* _EXERCISE GOAL_
The answer is the set of lines that include "significantly", copied from the data below.

*** TASK INPUT

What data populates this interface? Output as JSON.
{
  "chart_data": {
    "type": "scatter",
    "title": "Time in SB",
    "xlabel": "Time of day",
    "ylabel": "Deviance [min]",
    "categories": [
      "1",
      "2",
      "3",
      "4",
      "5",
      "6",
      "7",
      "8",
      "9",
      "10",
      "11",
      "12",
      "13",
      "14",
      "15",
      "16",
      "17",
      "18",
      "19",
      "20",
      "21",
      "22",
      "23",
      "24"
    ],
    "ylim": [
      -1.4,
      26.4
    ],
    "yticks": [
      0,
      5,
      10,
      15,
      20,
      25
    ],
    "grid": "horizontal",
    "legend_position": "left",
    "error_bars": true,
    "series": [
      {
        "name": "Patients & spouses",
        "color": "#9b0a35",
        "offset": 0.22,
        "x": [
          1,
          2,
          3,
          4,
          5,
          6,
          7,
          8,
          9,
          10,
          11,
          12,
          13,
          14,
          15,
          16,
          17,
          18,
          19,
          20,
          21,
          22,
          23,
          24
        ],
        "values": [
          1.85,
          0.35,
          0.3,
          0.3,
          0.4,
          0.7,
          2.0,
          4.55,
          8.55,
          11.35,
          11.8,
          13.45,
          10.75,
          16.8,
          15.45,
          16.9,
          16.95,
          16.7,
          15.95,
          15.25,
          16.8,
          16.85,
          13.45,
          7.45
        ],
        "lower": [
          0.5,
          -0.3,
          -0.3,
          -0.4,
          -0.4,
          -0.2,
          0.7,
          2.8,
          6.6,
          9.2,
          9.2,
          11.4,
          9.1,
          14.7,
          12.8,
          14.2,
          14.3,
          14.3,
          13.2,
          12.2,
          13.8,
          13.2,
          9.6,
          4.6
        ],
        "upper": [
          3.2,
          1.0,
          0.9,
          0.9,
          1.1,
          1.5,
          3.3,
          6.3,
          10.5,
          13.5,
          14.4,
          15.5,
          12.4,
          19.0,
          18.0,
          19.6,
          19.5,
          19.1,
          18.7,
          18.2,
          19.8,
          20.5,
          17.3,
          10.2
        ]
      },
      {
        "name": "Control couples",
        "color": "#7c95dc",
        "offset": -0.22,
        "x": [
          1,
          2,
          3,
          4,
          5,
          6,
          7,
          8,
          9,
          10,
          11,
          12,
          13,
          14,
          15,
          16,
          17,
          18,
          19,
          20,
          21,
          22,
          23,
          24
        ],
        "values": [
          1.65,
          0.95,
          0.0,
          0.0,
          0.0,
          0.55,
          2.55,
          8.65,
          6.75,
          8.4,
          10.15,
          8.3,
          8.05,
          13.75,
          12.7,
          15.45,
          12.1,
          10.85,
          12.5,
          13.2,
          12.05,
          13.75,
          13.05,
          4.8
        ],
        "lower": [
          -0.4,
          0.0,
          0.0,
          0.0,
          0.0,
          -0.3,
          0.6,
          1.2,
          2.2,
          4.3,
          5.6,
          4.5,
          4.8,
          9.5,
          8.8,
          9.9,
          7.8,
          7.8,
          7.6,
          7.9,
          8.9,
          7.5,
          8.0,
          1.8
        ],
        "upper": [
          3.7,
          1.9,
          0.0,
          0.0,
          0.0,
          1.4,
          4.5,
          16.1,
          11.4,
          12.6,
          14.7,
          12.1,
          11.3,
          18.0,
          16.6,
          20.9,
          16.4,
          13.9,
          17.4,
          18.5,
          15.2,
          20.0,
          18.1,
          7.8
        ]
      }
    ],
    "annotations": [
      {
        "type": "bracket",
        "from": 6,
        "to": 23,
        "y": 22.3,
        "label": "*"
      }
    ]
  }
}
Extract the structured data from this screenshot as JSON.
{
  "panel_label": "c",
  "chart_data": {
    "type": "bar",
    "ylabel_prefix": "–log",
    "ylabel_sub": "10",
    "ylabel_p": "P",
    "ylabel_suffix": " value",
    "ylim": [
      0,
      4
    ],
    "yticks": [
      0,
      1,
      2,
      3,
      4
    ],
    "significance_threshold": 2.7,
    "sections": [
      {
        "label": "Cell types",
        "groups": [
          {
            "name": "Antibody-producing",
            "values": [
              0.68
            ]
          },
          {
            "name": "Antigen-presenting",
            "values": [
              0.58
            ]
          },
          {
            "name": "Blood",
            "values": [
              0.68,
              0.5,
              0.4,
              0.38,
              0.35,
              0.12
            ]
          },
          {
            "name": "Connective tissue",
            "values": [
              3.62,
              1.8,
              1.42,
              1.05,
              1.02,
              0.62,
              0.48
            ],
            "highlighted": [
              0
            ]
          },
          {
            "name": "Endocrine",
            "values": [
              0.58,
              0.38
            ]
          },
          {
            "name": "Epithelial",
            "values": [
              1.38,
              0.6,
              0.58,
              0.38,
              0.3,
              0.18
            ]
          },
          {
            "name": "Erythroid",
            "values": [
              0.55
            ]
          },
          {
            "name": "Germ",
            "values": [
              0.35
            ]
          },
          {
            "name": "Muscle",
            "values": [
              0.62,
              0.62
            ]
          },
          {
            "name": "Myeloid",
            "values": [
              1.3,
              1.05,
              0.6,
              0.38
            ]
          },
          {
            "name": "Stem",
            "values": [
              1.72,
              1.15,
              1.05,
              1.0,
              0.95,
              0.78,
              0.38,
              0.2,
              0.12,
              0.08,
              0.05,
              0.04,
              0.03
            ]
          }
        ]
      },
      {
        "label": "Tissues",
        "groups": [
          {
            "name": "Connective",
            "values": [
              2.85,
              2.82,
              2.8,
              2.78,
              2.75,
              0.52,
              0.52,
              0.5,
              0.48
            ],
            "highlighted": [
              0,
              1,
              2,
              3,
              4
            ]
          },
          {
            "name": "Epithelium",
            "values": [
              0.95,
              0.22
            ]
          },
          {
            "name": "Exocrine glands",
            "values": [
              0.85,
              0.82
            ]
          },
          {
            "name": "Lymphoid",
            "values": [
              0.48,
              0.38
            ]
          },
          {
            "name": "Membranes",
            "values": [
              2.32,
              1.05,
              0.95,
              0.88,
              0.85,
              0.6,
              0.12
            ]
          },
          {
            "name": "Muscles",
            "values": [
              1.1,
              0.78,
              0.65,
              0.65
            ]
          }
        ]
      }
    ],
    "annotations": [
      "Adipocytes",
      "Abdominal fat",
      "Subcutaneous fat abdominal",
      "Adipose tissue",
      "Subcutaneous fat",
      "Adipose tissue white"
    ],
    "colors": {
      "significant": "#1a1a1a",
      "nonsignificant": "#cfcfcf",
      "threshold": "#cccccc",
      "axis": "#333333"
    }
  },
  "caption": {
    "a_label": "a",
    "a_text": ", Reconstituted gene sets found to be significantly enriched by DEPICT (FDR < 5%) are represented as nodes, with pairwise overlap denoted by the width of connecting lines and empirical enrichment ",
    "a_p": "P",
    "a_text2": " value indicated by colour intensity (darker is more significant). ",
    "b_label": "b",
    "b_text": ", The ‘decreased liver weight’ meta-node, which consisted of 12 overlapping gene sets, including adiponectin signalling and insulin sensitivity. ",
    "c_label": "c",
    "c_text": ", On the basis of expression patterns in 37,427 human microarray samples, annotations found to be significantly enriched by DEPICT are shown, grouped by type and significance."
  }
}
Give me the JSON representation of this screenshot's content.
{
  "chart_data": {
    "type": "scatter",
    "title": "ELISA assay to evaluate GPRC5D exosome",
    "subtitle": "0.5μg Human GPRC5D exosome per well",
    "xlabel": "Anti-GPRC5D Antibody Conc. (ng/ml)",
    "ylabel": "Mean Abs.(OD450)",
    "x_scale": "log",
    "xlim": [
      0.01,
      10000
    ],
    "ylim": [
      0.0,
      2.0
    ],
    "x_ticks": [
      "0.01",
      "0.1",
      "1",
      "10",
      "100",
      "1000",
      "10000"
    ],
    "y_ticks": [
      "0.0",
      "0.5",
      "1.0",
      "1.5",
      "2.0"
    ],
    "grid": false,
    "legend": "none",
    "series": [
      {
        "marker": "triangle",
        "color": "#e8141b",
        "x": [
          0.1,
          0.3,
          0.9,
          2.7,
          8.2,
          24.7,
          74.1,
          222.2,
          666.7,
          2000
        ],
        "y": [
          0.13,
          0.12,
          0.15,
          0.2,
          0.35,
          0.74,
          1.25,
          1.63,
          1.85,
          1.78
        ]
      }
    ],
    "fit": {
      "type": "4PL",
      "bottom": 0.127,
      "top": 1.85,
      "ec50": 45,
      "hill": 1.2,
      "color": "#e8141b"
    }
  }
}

******

* _SOLUTION FOR THIS TASK_
    "a_text": ", Reconstituted gene sets found to be significantly enriched by DEPICT (FDR < 5%) are represented as nodes, with pairwise overlap denoted by the width of connecting lines and empirical enrichment ",
    "c_text": ", On the basis of expression patterns in 37,427 human microarray samples, annotations found to be significantly enriched by DEPICT are shown, grouped by type and significance."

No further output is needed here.